## Source excerpt
Why Can’t People Teleport?  
Set your phasers on stun, because we are going to beam you up on the physics of teleportation.


Sadly, none of them involve phasers. Yet. If I find one, it'll pop up here eventually.

Let’s face it: Nobody likes to travel.

Wow. You're not playing to me with that lede, are you? I love to travel. I'm the avatar of the phrase "It's not the destination, but the journey." I've even been known to say that there is no such thing as destination, only the journey.

I make an exception for airport security theater and steerage seats on airplanes. But everything else about travel, in any mode, is part of the adventure to me.

Still, I could see the advantages of the topic, which is teleportation.

Whether they’re traveling to get to an exotic location for vacation or traveling to work on a daily commute, nobody actually likes the part where they have to travel.

I'm the exception that negates the rule.

## Required actions
• a. In the excerpt on teleportation, why does the writer reject the claim that nobody likes to travel? Answer in one to three sentences.
• b. Reproduce the excerpt on teleportation without changes, starting at "Still, I could" and ending at "have to travel.".

## Data rows

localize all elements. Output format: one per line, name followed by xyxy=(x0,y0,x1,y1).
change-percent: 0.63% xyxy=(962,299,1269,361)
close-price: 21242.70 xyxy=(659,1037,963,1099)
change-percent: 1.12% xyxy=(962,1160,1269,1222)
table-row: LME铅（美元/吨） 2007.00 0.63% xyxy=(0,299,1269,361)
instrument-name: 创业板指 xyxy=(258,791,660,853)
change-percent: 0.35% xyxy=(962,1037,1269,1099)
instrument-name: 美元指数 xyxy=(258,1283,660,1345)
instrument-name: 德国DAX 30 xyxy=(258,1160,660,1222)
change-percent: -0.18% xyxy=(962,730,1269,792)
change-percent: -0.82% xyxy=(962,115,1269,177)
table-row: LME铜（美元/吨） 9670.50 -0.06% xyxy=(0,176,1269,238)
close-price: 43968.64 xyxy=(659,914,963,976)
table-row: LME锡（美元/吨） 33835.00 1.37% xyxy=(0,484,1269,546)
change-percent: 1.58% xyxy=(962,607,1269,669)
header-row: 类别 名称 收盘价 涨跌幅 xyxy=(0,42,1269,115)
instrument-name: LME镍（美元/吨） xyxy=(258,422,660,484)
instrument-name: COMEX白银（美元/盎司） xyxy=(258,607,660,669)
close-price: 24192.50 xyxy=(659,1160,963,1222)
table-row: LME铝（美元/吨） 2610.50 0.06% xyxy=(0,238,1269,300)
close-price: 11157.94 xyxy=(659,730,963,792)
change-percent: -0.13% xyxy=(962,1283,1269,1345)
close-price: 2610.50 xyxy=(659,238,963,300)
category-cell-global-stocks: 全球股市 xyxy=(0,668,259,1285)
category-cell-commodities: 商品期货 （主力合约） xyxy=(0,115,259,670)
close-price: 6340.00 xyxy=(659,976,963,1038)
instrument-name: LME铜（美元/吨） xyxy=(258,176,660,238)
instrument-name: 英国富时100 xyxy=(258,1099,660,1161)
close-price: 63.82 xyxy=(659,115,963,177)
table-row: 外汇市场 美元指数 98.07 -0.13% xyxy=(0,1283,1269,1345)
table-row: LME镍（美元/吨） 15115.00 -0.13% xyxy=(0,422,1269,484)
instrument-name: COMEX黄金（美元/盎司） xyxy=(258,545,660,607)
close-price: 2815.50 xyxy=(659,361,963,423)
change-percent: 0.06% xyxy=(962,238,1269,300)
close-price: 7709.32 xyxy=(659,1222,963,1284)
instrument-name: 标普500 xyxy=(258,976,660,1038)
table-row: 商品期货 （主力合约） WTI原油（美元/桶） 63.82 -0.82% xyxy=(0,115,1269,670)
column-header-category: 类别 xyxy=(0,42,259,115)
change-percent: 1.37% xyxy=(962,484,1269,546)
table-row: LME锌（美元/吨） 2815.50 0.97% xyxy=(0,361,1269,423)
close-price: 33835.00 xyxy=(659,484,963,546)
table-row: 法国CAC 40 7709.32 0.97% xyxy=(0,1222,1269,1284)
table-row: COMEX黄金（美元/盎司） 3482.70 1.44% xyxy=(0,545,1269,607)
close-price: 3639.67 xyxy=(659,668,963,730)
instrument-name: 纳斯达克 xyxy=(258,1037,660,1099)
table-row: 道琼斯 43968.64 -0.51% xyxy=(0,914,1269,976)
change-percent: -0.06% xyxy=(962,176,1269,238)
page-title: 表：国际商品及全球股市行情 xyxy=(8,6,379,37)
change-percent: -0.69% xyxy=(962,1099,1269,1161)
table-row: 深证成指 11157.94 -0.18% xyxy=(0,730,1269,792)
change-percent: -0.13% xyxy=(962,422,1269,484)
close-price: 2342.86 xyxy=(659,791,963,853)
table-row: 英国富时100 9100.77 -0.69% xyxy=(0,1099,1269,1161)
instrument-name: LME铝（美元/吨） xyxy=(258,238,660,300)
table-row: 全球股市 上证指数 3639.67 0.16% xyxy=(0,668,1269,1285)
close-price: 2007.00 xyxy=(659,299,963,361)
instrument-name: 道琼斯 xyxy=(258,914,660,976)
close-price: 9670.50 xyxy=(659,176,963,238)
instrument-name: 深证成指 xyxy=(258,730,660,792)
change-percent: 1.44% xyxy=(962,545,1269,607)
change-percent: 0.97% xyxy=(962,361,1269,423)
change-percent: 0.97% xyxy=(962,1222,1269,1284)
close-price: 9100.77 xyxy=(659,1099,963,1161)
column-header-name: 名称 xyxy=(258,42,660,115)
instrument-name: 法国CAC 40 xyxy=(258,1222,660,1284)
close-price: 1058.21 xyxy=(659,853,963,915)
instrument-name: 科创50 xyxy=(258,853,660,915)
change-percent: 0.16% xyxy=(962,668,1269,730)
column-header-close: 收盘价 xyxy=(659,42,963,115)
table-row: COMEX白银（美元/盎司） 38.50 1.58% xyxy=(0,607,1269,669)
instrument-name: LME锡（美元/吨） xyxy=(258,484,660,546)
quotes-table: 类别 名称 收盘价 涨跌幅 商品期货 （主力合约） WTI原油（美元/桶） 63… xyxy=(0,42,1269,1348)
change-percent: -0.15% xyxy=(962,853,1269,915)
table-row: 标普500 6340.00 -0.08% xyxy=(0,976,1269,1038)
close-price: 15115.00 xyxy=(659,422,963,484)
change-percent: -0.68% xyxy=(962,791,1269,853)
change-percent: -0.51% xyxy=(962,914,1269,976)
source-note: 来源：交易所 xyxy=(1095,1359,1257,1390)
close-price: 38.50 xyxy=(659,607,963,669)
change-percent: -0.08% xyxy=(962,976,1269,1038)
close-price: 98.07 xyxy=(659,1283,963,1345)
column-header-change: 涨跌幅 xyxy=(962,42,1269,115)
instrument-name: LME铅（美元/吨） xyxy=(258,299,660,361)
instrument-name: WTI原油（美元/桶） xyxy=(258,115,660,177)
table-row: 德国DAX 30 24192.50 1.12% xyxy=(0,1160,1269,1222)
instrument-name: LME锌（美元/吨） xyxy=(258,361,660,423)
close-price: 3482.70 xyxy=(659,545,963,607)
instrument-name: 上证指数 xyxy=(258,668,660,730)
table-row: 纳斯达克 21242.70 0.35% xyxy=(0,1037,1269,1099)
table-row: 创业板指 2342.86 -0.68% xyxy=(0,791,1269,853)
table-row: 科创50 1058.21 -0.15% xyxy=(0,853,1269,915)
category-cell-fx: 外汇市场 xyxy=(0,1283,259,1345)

## The replies
• a. The writer loves to travel and cares more about the journey than the destination, even saying there is no such thing as destination, only the journey. Apart from airport security theater and steerage seats on airplanes, every part of travel, in any mode, is part of the adventure for the writer.

• b.
Still, I could see the advantages of the topic, which is teleportation.

Whether they’re traveling to get to an exotic location for vacation or traveling to work on a daily commute, nobody actually likes the part where they have to travel.